1987年の野球において、メジャーリーグベースボール(MLB)優勝決定戦の第84回ワールドシリーズ(84th World Series)は、10月17日から25日にかけて計7試合が開催された。その結果、ミネソタ・ツインズ(アメリカンリーグ)がセントルイス・カージナルス(ナショナルリーグ)を4勝3敗で下し、63年ぶり2回目の優勝を果たした。

**課題の指示**
1987年のワールドシリーズを扱った文書を、最後の文の後から書き継ぐこと。 このあとに続くデータは、上の文書とは別の出典から取ったものである。

**抜粋データ**
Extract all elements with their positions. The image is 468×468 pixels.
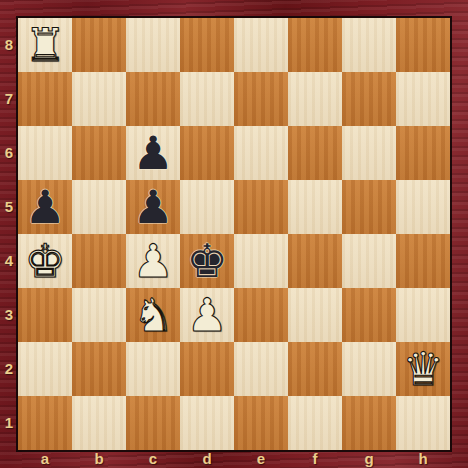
square-a8[interactable]: ♜ [18, 18, 72, 72]
square-f8[interactable] [288, 18, 342, 72]
rank-labels: 87654321 [0, 18, 18, 450]
square-c6[interactable]: ♟ [126, 126, 180, 180]
square-a4[interactable]: ♚ [18, 234, 72, 288]
square-a5[interactable]: ♟ [18, 180, 72, 234]
square-e7[interactable] [234, 72, 288, 126]
square-e2[interactable] [234, 342, 288, 396]
file-label-e: e [234, 450, 288, 468]
square-e4[interactable] [234, 234, 288, 288]
white-queen: ♛ [396, 342, 450, 396]
square-a1[interactable] [18, 396, 72, 450]
square-h4[interactable] [396, 234, 450, 288]
square-g6[interactable] [342, 126, 396, 180]
square-b3[interactable] [72, 288, 126, 342]
square-f6[interactable] [288, 126, 342, 180]
square-f4[interactable] [288, 234, 342, 288]
square-f7[interactable] [288, 72, 342, 126]
square-e8[interactable] [234, 18, 288, 72]
file-label-c: c [126, 450, 180, 468]
square-d8[interactable] [180, 18, 234, 72]
square-g5[interactable] [342, 180, 396, 234]
square-b5[interactable] [72, 180, 126, 234]
square-b1[interactable] [72, 396, 126, 450]
rank-label-5: 5 [0, 180, 18, 234]
square-g1[interactable] [342, 396, 396, 450]
square-f3[interactable] [288, 288, 342, 342]
square-c2[interactable] [126, 342, 180, 396]
square-g8[interactable] [342, 18, 396, 72]
square-b6[interactable] [72, 126, 126, 180]
rank-label-2: 2 [0, 342, 18, 396]
white-king: ♚ [18, 234, 72, 288]
square-d7[interactable] [180, 72, 234, 126]
square-f5[interactable] [288, 180, 342, 234]
white-pawn: ♟ [126, 234, 180, 288]
square-a6[interactable] [18, 126, 72, 180]
square-e5[interactable] [234, 180, 288, 234]
square-f2[interactable] [288, 342, 342, 396]
square-e6[interactable] [234, 126, 288, 180]
square-e3[interactable] [234, 288, 288, 342]
black-pawn: ♟ [18, 180, 72, 234]
square-c1[interactable] [126, 396, 180, 450]
rank-label-8: 8 [0, 18, 18, 72]
square-c4[interactable]: ♟ [126, 234, 180, 288]
square-c5[interactable]: ♟ [126, 180, 180, 234]
square-d2[interactable] [180, 342, 234, 396]
square-c8[interactable] [126, 18, 180, 72]
square-b8[interactable] [72, 18, 126, 72]
white-pawn: ♟ [180, 288, 234, 342]
square-c7[interactable] [126, 72, 180, 126]
black-pawn: ♟ [126, 180, 180, 234]
file-label-f: f [288, 450, 342, 468]
white-rook: ♜ [18, 18, 72, 72]
square-d4[interactable]: ♚ [180, 234, 234, 288]
square-e1[interactable] [234, 396, 288, 450]
rank-label-6: 6 [0, 126, 18, 180]
rank-label-7: 7 [0, 72, 18, 126]
rank-label-4: 4 [0, 234, 18, 288]
chess-board-frame: 87654321 ♜♟♟♟♚♟♚♞♟♛ abcdefgh [0, 0, 468, 468]
square-h1[interactable] [396, 396, 450, 450]
rank-label-3: 3 [0, 288, 18, 342]
square-h6[interactable] [396, 126, 450, 180]
square-h5[interactable] [396, 180, 450, 234]
file-label-a: a [18, 450, 72, 468]
square-c3[interactable]: ♞ [126, 288, 180, 342]
square-g3[interactable] [342, 288, 396, 342]
file-label-h: h [396, 450, 450, 468]
square-a7[interactable] [18, 72, 72, 126]
square-b4[interactable] [72, 234, 126, 288]
black-pawn: ♟ [126, 126, 180, 180]
square-b7[interactable] [72, 72, 126, 126]
square-g4[interactable] [342, 234, 396, 288]
file-label-b: b [72, 450, 126, 468]
square-h7[interactable] [396, 72, 450, 126]
square-a2[interactable] [18, 342, 72, 396]
square-d6[interactable] [180, 126, 234, 180]
square-h2[interactable]: ♛ [396, 342, 450, 396]
square-b2[interactable] [72, 342, 126, 396]
square-a3[interactable] [18, 288, 72, 342]
chess-board: ♜♟♟♟♚♟♚♞♟♛ [18, 18, 450, 450]
square-d1[interactable] [180, 396, 234, 450]
square-d5[interactable] [180, 180, 234, 234]
square-g7[interactable] [342, 72, 396, 126]
rank-label-1: 1 [0, 396, 18, 450]
square-h8[interactable] [396, 18, 450, 72]
square-f1[interactable] [288, 396, 342, 450]
file-labels: abcdefgh [18, 450, 450, 468]
square-g2[interactable] [342, 342, 396, 396]
square-h3[interactable] [396, 288, 450, 342]
black-king: ♚ [180, 234, 234, 288]
square-d3[interactable]: ♟ [180, 288, 234, 342]
file-label-g: g [342, 450, 396, 468]
file-label-d: d [180, 450, 234, 468]
white-knight: ♞ [126, 288, 180, 342]
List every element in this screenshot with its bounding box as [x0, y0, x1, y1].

**課題への回答**
両チームの対戦はシリーズ史上初めて。今シリーズは、全試合で本拠地球団が勝利するという史上初の展開をたどった。ツインズは、前回のシリーズ優勝時はワシントンD.C.を本拠地都市とする "ワシントン・セネターズ" として活動しており、ミネソタ州に移転してツインズとなってからは27年目で初めての優勝となる。北米4大プロスポーツリーグにおいてミネソタ州を本拠地とするチームが優勝するのは、1954年にバスケットボール・NBAでミネアポリス・レイカーズがワールドチャンピオンシップシリーズ(ファイナル)を制して以来のことだった。シリーズMVPには、第1戦と最終第7戦で先発勝利を挙げるなど、3試合19.1イニングで2勝1敗・防御率3.72という成績を残したツインズのフランク・バイオーラが選出された。
試合結果
1987年のワールドシリーズは10月17日に開幕し、途中に移動日を挟んで9日間で7試合が行われた。日程・結果は以下の通り。
第1戦 10月17日
- ヒューバート・H・ハンフリー・メトロドーム(ミネソタ州ミネアポリス)
第2戦 10月18日
- ヒューバート・H・ハンフリー・メトロドーム(ミネソタ州ミネアポリス)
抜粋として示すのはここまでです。